[Stored data]
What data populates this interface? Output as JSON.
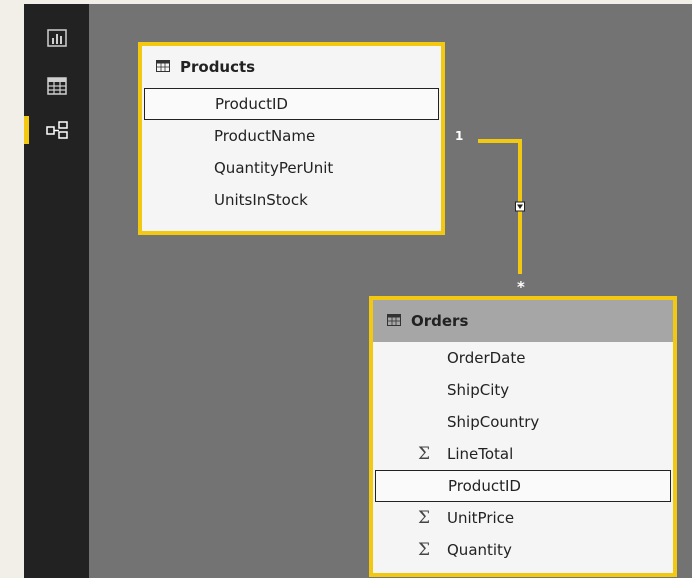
{
  "sidebar": {
    "items": [
      {
        "name": "report-view",
        "icon": "bar-chart-icon"
      },
      {
        "name": "data-view",
        "icon": "table-grid-icon"
      },
      {
        "name": "model-view",
        "icon": "relationship-icon",
        "active": true
      }
    ]
  },
  "products": {
    "title": "Products",
    "fields": [
      "ProductID",
      "ProductName",
      "QuantityPerUnit",
      "UnitsInStock"
    ],
    "selected_field": "ProductID"
  },
  "orders": {
    "title": "Orders",
    "fields": [
      {
        "label": "OrderDate",
        "sigma": false
      },
      {
        "label": "ShipCity",
        "sigma": false
      },
      {
        "label": "ShipCountry",
        "sigma": false
      },
      {
        "label": "LineTotal",
        "sigma": true
      },
      {
        "label": "ProductID",
        "sigma": false
      },
      {
        "label": "UnitPrice",
        "sigma": true
      },
      {
        "label": "Quantity",
        "sigma": true
      }
    ],
    "selected_field": "ProductID"
  },
  "relationship": {
    "one_label": "1",
    "many_label": "*",
    "sigma_symbol": "Σ"
  },
  "colors": {
    "accent": "#f2c811",
    "canvas": "#737373",
    "sidebar": "#222222"
  }
}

INSTRUCTIONS TO FOLLOW: Search the records for the string "icon" and return every line in which it occurs.

OUTPUT OF THE TASK:
        "icon": "bar-chart-icon"
        "icon": "table-grid-icon"
        "icon": "relationship-icon",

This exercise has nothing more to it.